● RECORDS FOR THIS TASK
* begin *
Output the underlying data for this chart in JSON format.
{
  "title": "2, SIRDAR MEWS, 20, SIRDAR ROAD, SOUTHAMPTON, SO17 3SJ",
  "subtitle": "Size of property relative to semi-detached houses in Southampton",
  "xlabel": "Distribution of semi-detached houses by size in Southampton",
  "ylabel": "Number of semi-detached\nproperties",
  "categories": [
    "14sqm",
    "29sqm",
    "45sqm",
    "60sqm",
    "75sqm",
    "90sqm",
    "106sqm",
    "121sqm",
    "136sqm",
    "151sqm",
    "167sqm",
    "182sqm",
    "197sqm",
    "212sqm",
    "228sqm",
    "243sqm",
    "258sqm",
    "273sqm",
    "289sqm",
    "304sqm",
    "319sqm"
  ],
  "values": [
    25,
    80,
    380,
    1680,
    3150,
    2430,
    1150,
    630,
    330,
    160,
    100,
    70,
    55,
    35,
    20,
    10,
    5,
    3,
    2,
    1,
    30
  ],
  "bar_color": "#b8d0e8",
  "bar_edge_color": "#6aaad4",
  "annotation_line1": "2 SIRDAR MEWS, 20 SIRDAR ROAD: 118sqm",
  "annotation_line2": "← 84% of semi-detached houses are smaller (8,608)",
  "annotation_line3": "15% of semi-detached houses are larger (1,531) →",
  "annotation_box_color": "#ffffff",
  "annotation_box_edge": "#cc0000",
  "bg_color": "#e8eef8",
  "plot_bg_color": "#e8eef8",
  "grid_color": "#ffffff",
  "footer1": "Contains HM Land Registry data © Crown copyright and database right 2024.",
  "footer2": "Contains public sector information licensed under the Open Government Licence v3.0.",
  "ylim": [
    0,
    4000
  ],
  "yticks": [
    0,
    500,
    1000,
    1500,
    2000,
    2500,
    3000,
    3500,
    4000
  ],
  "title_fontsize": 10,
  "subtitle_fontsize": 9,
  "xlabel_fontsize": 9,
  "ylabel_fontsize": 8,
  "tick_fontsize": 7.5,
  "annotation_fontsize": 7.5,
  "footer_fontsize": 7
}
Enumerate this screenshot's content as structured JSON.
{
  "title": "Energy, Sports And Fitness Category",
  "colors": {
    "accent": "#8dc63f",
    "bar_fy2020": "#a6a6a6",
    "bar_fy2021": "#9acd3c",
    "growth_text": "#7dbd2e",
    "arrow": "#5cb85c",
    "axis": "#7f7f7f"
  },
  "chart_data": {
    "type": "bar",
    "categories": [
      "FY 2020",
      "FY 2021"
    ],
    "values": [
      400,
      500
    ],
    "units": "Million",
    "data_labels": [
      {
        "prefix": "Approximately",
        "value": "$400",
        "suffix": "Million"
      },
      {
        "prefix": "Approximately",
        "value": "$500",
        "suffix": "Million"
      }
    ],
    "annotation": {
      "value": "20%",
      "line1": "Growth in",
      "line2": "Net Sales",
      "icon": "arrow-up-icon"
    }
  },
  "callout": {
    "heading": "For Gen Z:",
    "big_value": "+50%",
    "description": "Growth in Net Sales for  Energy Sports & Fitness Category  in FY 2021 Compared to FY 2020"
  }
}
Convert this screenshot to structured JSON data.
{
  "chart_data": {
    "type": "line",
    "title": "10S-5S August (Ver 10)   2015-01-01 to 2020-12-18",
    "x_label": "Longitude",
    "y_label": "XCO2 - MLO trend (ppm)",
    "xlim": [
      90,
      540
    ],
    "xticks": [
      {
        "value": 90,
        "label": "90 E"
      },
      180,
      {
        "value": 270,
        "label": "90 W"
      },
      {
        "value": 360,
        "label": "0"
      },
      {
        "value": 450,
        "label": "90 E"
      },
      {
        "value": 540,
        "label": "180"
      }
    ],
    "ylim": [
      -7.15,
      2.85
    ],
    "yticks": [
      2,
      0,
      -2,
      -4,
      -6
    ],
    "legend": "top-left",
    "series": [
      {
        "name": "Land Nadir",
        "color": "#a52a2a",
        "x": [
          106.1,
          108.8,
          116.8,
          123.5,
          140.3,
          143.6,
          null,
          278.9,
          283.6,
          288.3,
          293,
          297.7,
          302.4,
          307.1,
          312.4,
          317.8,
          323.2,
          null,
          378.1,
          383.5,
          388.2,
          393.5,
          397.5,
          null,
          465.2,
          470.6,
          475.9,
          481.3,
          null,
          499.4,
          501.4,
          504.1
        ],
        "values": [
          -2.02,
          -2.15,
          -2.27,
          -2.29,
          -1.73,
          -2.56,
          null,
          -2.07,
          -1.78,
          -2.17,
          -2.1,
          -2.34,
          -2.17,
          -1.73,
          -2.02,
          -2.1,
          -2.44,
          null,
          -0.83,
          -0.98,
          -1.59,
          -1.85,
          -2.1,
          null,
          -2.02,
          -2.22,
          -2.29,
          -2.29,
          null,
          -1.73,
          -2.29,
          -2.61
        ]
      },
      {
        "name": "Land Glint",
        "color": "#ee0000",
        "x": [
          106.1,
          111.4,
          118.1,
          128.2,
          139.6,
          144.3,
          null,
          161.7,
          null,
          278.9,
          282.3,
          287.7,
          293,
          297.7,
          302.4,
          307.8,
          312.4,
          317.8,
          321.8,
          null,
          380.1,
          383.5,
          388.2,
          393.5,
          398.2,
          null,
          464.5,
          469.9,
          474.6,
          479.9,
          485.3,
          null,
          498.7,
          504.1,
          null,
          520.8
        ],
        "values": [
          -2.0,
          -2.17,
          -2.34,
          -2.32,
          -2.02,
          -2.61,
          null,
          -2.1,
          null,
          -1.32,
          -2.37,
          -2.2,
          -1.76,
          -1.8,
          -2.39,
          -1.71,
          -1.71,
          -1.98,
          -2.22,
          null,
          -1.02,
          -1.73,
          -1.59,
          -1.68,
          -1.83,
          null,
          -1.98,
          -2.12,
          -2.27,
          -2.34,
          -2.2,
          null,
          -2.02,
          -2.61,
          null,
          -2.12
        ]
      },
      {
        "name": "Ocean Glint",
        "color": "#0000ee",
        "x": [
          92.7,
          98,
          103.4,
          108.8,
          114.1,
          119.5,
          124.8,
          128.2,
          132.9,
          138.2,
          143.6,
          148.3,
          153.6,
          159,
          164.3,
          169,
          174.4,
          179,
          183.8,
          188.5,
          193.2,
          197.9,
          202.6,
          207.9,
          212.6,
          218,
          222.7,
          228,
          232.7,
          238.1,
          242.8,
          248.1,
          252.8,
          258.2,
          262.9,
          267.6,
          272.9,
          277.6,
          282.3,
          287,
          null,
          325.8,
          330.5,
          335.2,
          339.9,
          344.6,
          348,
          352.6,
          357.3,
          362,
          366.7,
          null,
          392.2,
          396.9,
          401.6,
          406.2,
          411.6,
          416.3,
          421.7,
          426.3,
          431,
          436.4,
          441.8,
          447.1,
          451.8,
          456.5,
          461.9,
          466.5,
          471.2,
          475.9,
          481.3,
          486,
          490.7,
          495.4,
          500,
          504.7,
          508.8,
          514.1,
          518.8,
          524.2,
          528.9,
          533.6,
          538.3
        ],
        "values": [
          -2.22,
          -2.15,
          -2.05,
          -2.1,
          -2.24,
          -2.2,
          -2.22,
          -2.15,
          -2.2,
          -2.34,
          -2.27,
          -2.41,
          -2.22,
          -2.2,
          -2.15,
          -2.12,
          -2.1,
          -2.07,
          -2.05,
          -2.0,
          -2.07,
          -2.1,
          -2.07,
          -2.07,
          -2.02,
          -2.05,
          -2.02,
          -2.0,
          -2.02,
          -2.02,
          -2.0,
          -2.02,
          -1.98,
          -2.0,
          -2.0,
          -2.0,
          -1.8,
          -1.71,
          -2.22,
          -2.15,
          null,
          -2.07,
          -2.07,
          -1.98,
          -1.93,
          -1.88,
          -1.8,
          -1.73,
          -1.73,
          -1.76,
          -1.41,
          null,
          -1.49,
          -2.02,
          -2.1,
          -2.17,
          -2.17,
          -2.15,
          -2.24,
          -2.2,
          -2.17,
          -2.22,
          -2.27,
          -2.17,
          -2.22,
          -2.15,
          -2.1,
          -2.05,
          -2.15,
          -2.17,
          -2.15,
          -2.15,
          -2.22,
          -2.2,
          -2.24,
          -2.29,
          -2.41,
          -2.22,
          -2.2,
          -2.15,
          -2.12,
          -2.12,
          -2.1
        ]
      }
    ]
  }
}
* end *
● OBJECTIVE
Copy out every line from the data above that has "Sales" in it.

● REPLY TO THE EXERCISE
      "line2": "Net Sales",
    "description": "Growth in Net Sales for  Energy Sports & Fitness Category  in FY 2021 Compared to FY 2020"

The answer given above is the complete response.